• [Do this]: Below are some records. Copy every line in them that holds "csőhálózat".

• [Provided entries]:
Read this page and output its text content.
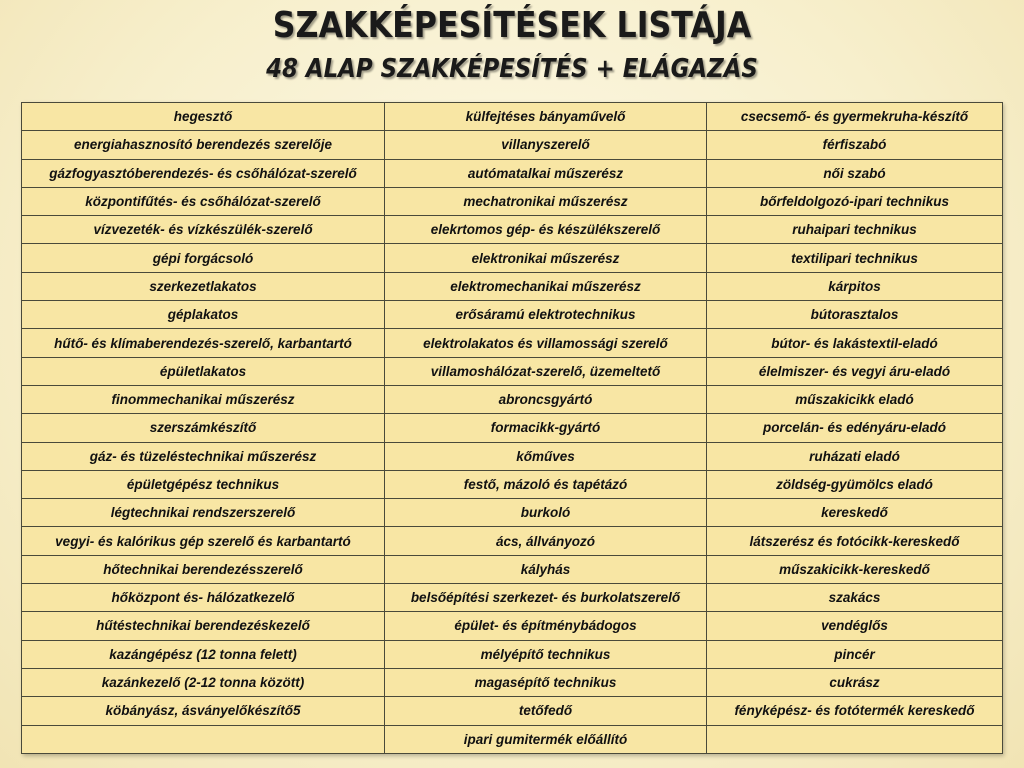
SZAKKÉPESÍTÉSEK LISTÁJA
48 ALAP SZAKKÉPESÍTÉS + ELÁGAZÁS
hegesztő	külfejtéses bányaművelő	csecsemő- és gyermekruha-készítő
energiahasznosító berendezés szerelője	villanyszerelő	férfiszabó
gázfogyasztóberendezés- és csőhálózat-szerelő	autómatalkai műszerész	női szabó
központifűtés- és csőhálózat-szerelő	mechatronikai műszerész	bőrfeldolgozó-ipari technikus
vízvezeték- és vízkészülék-szerelő	elekrtomos gép- és készülékszerelő	ruhaipari technikus
gépi forgácsoló	elektronikai műszerész	textilipari technikus
szerkezetlakatos	elektromechanikai műszerész	kárpitos
géplakatos	erősáramú elektrotechnikus	bútorasztalos
hűtő- és klímaberendezés-szerelő, karbantartó	elektrolakatos és villamossági szerelő	bútor- és lakástextil-eladó
épületlakatos	villamoshálózat-szerelő, üzemeltető	élelmiszer- és vegyi áru-eladó
finommechanikai műszerész	abroncsgyártó	műszakicikk eladó
szerszámkészítő	formacikk-gyártó	porcelán- és edényáru-eladó
gáz- és tüzeléstechnikai műszerész	kőműves	ruházati eladó
épületgépész technikus	festő, mázoló és tapétázó	zöldség-gyümölcs eladó
légtechnikai rendszerszerelő	burkoló	kereskedő
vegyi- és kalórikus gép szerelő és karbantartó	ács, állványozó	látszerész és fotócikk-kereskedő
hőtechnikai berendezésszerelő	kályhás	műszakicikk-kereskedő
hőközpont és- hálózatkezelő	belsőépítési szerkezet- és burkolatszerelő	szakács
hűtéstechnikai berendezéskezelő	épület- és építménybádogos	vendéglős
kazángépész (12 tonna felett)	mélyépítő technikus	pincér
kazánkezelő (2-12 tonna között)	magasépítő technikus	cukrász
köbányász, ásványelőkészítő5	tetőfedő	fényképész- és fotótermék kereskedő
	ipari gumitermék előállító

• [Solution to the problem]:
gázfogyasztóberendezés- és csőhálózat-szerelő	autómatalkai műszerész	női szabó
központifűtés- és csőhálózat-szerelő	mechatronikai műszerész	bőrfeldolgozó-ipari technikus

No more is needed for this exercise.